- **RECORDS SHOWN**
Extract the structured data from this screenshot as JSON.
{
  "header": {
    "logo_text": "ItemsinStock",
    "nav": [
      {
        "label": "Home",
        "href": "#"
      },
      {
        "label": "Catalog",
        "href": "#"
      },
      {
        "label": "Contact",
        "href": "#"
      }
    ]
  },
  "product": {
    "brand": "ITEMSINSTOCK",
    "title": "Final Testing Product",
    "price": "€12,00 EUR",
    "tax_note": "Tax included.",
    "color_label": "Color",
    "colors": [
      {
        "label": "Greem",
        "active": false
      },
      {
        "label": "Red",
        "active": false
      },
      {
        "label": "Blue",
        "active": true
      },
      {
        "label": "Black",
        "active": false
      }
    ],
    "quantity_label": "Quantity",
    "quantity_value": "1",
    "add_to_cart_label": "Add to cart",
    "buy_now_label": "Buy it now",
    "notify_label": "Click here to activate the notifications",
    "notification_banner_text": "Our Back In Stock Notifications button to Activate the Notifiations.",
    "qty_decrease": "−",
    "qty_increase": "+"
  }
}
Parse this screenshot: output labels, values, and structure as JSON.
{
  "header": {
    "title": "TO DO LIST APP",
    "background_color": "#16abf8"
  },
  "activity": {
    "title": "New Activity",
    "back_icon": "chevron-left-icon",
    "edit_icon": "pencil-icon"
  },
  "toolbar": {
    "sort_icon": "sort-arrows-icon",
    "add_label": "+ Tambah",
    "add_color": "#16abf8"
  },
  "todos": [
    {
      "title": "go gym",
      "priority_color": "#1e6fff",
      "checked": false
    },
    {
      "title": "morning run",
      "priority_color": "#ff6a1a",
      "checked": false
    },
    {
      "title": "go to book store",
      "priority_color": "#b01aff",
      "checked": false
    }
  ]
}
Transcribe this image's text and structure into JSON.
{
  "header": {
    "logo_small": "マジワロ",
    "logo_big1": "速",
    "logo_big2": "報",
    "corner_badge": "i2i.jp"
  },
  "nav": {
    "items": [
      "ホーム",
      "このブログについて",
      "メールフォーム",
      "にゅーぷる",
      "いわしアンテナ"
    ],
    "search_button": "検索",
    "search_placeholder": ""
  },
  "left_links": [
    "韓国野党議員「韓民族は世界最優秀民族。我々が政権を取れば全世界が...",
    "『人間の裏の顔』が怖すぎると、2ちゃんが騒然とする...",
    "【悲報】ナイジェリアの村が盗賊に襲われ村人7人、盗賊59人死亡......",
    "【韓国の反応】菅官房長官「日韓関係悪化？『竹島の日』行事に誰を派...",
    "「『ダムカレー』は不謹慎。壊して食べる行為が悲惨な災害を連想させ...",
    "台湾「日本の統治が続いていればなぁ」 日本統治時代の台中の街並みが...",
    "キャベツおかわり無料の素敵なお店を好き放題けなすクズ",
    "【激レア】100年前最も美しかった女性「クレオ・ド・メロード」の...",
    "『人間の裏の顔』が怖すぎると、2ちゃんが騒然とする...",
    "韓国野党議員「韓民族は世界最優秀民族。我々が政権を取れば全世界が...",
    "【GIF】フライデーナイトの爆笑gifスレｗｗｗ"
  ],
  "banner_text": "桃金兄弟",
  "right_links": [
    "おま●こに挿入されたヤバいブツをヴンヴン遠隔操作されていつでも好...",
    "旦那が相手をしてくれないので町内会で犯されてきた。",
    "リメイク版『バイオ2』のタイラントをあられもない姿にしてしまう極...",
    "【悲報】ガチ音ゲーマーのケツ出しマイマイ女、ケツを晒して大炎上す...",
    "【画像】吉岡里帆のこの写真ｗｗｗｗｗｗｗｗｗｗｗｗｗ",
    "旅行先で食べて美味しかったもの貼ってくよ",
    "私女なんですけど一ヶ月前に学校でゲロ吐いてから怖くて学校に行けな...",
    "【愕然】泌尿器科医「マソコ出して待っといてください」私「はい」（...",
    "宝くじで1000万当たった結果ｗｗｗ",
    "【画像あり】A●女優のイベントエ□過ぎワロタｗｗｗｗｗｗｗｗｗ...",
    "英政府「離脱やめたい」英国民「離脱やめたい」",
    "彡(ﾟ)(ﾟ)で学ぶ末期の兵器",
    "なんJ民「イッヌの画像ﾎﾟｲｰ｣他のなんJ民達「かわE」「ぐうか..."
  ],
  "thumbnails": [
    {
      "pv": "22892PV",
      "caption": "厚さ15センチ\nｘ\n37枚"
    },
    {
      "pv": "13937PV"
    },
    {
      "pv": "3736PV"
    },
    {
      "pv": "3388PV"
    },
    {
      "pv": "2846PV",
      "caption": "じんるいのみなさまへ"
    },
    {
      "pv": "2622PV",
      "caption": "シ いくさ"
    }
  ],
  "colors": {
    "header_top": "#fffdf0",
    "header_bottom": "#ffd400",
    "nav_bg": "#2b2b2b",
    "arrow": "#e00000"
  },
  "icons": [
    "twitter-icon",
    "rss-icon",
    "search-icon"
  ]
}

- **WRITTEN PROBLEM**
Repeat all the entries exactly as given.

- **RESULT OF THE TASK**
Extract the structured data from this screenshot as JSON.
{
  "header": {
    "logo_text": "ItemsinStock",
    "nav": [
      {
        "label": "Home",
        "href": "#"
      },
      {
        "label": "Catalog",
        "href": "#"
      },
      {
        "label": "Contact",
        "href": "#"
      }
    ]
  },
  "product": {
    "brand": "ITEMSINSTOCK",
    "title": "Final Testing Product",
    "price": "€12,00 EUR",
    "tax_note": "Tax included.",
    "color_label": "Color",
    "colors": [
      {
        "label": "Greem",
        "active": false
      },
      {
        "label": "Red",
        "active": false
      },
      {
        "label": "Blue",
        "active": true
      },
      {
        "label": "Black",
        "active": false
      }
    ],
    "quantity_label": "Quantity",
    "quantity_value": "1",
    "add_to_cart_label": "Add to cart",
    "buy_now_label": "Buy it now",
    "notify_label": "Click here to activate the notifications",
    "notification_banner_text": "Our Back In Stock Notifications button to Activate the Notifiations.",
    "qty_decrease": "−",
    "qty_increase": "+"
  }
}
Parse this screenshot: output labels, values, and structure as JSON.
{
  "header": {
    "title": "TO DO LIST APP",
    "background_color": "#16abf8"
  },
  "activity": {
    "title": "New Activity",
    "back_icon": "chevron-left-icon",
    "edit_icon": "pencil-icon"
  },
  "toolbar": {
    "sort_icon": "sort-arrows-icon",
    "add_label": "+ Tambah",
    "add_color": "#16abf8"
  },
  "todos": [
    {
      "title": "go gym",
      "priority_color": "#1e6fff",
      "checked": false
    },
    {
      "title": "morning run",
      "priority_color": "#ff6a1a",
      "checked": false
    },
    {
      "title": "go to book store",
      "priority_color": "#b01aff",
      "checked": false
    }
  ]
}
Transcribe this image's text and structure into JSON.
{
  "header": {
    "logo_small": "マジワロ",
    "logo_big1": "速",
    "logo_big2": "報",
    "corner_badge": "i2i.jp"
  },
  "nav": {
    "items": [
      "ホーム",
      "このブログについて",
      "メールフォーム",
      "にゅーぷる",
      "いわしアンテナ"
    ],
    "search_button": "検索",
    "search_placeholder": ""
  },
  "left_links": [
    "韓国野党議員「韓民族は世界最優秀民族。我々が政権を取れば全世界が...",
    "『人間の裏の顔』が怖すぎると、2ちゃんが騒然とする...",
    "【悲報】ナイジェリアの村が盗賊に襲われ村人7人、盗賊59人死亡......",
    "【韓国の反応】菅官房長官「日韓関係悪化？『竹島の日』行事に誰を派...",
    "「『ダムカレー』は不謹慎。壊して食べる行為が悲惨な災害を連想させ...",
    "台湾「日本の統治が続いていればなぁ」 日本統治時代の台中の街並みが...",
    "キャベツおかわり無料の素敵なお店を好き放題けなすクズ",
    "【激レア】100年前最も美しかった女性「クレオ・ド・メロード」の...",
    "『人間の裏の顔』が怖すぎると、2ちゃんが騒然とする...",
    "韓国野党議員「韓民族は世界最優秀民族。我々が政権を取れば全世界が...",
    "【GIF】フライデーナイトの爆笑gifスレｗｗｗ"
  ],
  "banner_text": "桃金兄弟",
  "right_links": [
    "おま●こに挿入されたヤバいブツをヴンヴン遠隔操作されていつでも好...",
    "旦那が相手をしてくれないので町内会で犯されてきた。",
    "リメイク版『バイオ2』のタイラントをあられもない姿にしてしまう極...",
    "【悲報】ガチ音ゲーマーのケツ出しマイマイ女、ケツを晒して大炎上す...",
    "【画像】吉岡里帆のこの写真ｗｗｗｗｗｗｗｗｗｗｗｗｗ",
    "旅行先で食べて美味しかったもの貼ってくよ",
    "私女なんですけど一ヶ月前に学校でゲロ吐いてから怖くて学校に行けな...",
    "【愕然】泌尿器科医「マソコ出して待っといてください」私「はい」（...",
    "宝くじで1000万当たった結果ｗｗｗ",
    "【画像あり】A●女優のイベントエ□過ぎワロタｗｗｗｗｗｗｗｗｗ...",
    "英政府「離脱やめたい」英国民「離脱やめたい」",
    "彡(ﾟ)(ﾟ)で学ぶ末期の兵器",
    "なんJ民「イッヌの画像ﾎﾟｲｰ｣他のなんJ民達「かわE」「ぐうか..."
  ],
  "thumbnails": [
    {
      "pv": "22892PV",
      "caption": "厚さ15センチ\nｘ\n37枚"
    },
    {
      "pv": "13937PV"
    },
    {
      "pv": "3736PV"
    },
    {
      "pv": "3388PV"
    },
    {
      "pv": "2846PV",
      "caption": "じんるいのみなさまへ"
    },
    {
      "pv": "2622PV",
      "caption": "シ いくさ"
    }
  ],
  "colors": {
    "header_top": "#fffdf0",
    "header_bottom": "#ffd400",
    "nav_bg": "#2b2b2b",
    "arrow": "#e00000"
  },
  "icons": [
    "twitter-icon",
    "rss-icon",
    "search-icon"
  ]
}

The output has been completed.